- [Exercise prompt] Repeat each line of the material exactly.

┌────────

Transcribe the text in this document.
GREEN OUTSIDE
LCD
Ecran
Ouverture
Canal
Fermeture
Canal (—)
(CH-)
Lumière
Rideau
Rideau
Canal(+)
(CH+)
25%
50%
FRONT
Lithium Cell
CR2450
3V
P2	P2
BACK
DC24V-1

└────────

- [Answer to this exercise]
Transcribe the text in this document.
GREEN OUTSIDE
LCD
Ecran
Ouverture
Canal
Fermeture
Canal (—)
(CH-)
Lumière
Rideau
Rideau
Canal(+)
(CH+)
25%
50%
FRONT
Lithium Cell
CR2450
3V
P2	P2
BACK
DC24V-1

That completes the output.